## Given problem 1:
Extract the news page below in full, word for word.

## Passage:
__________________________________________________
News - Justin Salamon

Elected to the IEEE Audio and Acoustic Signal Processing Technical Committee

14/1/2020

I'm happy to report I've been elected to the IEEE Audio and Acoustic Signal Processing Technical Committee.

The AASP TC's mission is to support, nourish and lead scientific and technological development in all areas of audio and acoustic signal processing. These areas are currently seeing increased levels of interest and significant growth providing a fertile ground for a broad range of specific and interdisciplinary research and development. Ranging from array processing for microphones and loudspeakers to music genre classification, from psychoacoustics to machine learning, from consumer electronics devices to blue-sky research, this remit encompasses countless technical challenges and many hot topics. The TC numbers some 30 appointed volunteer members drawn roughly equally from leading academic and industrial organizations around the world, unified by the common aim to offer their expertise in the service of the scientific community.

Looking forward to doing my bit for this excellent scientific community!

SONYC-UST: A MULTILABEL DATASET FROM AN URBAN ACOUSTIC SENSOR NETWORK

5/1/2020

SONYC Urban Sound Tagging (SONYC-UST) is a dataset for the development and evaluation of machine listening systems for realworld urban noise monitoring. It consists of 3068 audio recordings from the "Sounds of New York City" (SONYC) acoustic sensor network:

Via the Zooniverse citizen science platform, volunteers tagged the presence of 23 fine-grained classes that were chosen in consultation with the New York City Department of Environmental Protection. These 23 fine-grained classes can be grouped into eight coarse-grained classes:

The SONC-UST taxonomy (click to enlarge)
__________________________________________________
## Data supplied:

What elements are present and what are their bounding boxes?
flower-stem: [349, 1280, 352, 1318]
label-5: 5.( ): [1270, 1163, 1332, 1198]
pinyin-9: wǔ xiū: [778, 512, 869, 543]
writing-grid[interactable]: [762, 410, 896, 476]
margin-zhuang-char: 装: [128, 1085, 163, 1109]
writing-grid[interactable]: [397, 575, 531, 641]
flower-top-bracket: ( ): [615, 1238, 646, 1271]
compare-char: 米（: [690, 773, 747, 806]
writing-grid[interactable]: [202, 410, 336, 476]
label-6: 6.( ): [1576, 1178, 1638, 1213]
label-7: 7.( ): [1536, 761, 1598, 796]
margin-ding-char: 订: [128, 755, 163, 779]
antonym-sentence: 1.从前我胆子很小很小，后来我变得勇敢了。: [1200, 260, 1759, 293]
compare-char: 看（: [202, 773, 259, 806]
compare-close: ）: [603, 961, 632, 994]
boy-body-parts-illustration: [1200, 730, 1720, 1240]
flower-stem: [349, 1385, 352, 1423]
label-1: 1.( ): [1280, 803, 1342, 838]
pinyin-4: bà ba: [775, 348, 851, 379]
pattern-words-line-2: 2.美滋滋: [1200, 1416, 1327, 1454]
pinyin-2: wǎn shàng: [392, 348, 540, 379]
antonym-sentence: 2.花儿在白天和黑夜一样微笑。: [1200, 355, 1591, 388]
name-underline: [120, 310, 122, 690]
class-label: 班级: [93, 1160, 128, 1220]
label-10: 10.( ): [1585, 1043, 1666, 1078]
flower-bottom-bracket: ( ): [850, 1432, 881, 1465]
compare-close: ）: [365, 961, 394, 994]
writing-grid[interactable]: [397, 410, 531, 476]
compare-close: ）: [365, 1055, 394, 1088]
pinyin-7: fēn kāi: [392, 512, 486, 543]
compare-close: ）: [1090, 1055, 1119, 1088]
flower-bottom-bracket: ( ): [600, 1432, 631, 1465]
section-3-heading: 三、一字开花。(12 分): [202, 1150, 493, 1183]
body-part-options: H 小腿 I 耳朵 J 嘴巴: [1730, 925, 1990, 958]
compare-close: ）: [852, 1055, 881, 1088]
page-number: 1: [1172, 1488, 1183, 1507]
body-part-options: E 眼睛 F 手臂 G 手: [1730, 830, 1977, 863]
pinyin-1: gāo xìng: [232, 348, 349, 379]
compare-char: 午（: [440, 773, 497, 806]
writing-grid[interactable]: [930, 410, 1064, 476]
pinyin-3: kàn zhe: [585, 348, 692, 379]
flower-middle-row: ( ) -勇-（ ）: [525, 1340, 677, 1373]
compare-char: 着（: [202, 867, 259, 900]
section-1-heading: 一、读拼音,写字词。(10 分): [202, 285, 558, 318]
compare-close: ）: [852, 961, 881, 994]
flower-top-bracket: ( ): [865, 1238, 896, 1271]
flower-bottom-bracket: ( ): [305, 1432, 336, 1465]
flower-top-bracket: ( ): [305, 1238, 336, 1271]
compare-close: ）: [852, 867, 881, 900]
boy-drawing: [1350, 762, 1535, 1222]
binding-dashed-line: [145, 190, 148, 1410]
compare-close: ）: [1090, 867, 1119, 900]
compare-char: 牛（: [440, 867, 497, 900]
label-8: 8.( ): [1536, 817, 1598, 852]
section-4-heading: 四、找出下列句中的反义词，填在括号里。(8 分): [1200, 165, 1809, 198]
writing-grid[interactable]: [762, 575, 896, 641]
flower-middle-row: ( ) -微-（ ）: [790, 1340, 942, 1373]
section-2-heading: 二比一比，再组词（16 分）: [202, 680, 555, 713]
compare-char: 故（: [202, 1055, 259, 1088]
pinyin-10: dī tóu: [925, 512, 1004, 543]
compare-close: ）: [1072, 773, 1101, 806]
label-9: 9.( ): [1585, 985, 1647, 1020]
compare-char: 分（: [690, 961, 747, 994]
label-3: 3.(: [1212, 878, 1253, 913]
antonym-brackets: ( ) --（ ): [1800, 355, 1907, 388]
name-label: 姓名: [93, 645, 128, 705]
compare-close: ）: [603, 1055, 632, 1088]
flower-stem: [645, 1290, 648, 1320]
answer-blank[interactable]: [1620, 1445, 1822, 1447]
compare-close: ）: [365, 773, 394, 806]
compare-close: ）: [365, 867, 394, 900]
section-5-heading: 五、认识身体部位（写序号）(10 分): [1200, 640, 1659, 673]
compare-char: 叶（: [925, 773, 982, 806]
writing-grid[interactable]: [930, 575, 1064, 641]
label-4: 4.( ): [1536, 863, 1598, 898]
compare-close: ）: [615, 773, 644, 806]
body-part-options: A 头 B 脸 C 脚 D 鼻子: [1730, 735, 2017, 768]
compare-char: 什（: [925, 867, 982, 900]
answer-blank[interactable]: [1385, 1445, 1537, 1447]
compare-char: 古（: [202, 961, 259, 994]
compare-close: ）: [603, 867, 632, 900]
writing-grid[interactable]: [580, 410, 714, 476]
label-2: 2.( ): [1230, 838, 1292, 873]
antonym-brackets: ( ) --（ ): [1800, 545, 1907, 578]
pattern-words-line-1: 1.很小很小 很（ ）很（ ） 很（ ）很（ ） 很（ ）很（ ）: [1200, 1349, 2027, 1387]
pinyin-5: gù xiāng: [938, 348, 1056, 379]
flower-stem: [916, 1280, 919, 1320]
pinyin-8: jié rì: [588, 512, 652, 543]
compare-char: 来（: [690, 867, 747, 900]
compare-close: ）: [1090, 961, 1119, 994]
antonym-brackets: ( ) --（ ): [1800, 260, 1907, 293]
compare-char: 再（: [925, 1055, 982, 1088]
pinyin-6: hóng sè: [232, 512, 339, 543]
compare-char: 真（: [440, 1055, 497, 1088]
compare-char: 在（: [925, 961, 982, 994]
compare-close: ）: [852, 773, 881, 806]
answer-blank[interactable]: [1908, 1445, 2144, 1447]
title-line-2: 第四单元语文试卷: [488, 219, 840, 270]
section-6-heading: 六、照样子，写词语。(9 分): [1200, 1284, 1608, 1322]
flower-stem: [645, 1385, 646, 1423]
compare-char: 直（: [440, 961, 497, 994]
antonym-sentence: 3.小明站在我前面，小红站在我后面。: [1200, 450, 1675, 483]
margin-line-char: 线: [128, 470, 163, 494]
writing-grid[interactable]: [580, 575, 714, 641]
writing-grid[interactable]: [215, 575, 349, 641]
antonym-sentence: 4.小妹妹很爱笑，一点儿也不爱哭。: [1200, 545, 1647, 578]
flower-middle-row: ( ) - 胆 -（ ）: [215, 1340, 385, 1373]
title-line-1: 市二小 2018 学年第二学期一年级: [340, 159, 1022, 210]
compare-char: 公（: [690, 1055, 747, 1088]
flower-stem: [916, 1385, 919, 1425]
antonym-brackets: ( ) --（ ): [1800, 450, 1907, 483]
__________________________________________________
## Given problem 2:
Lay out the lines of the records as a numbered list, starting at the beginning of the records and ending at the line containing "label-6: 6.( ): [1576, 1178, 1638, 1213]", both ends included and blank lines omitted.

## Written reply 1:
News - Justin Salamon

Elected to the IEEE Audio and Acoustic Signal Processing Technical Committee

14/1/2020

I'm happy to report I've been elected to the IEEE Audio and Acoustic Signal Processing Technical Committee.

The AASP TC's mission is to support, nourish and lead scientific and technological development in all areas of audio and acoustic signal processing. These areas are currently seeing increased levels of interest and significant growth providing a fertile ground for a broad range of specific and interdisciplinary research and development. Ranging from array processing for microphones and loudspeakers to music genre classification, from psychoacoustics to machine learning, from consumer electronics devices to blue-sky research, this remit encompasses countless technical challenges and many hot topics. The TC numbers some 30 appointed volunteer members drawn roughly equally from leading academic and industrial organizations around the world, unified by the common aim to offer their expertise in the service of the scientific community.

Looking forward to doing my bit for this excellent scientific community!

SONYC-UST: A MULTILABEL DATASET FROM AN URBAN ACOUSTIC SENSOR NETWORK

5/1/2020

SONYC Urban Sound Tagging (SONYC-UST) is a dataset for the development and evaluation of machine listening systems for realworld urban noise monitoring. It consists of 3068 audio recordings from the "Sounds of New York City" (SONYC) acoustic sensor network:

Via the Zooniverse citizen science platform, volunteers tagged the presence of 23 fine-grained classes that were chosen in consultation with the New York City Department of Environmental Protection. These 23 fine-grained classes can be grouped into eight coarse-grained classes:

The SONC-UST taxonomy (click to enlarge)

## Written reply 2:
1. What elements are present and what are their bounding boxes?
2. flower-stem: [349, 1280, 352, 1318]
3. label-5: 5.( ): [1270, 1163, 1332, 1198]
4. pinyin-9: wǔ xiū: [778, 512, 869, 543]
5. writing-grid[interactable]: [762, 410, 896, 476]
6. margin-zhuang-char: 装: [128, 1085, 163, 1109]
7. writing-grid[interactable]: [397, 575, 531, 641]
8. flower-top-bracket: ( ): [615, 1238, 646, 1271]
9. compare-char: 米（: [690, 773, 747, 806]
10. writing-grid[interactable]: [202, 410, 336, 476]
11. label-6: 6.( ): [1576, 1178, 1638, 1213]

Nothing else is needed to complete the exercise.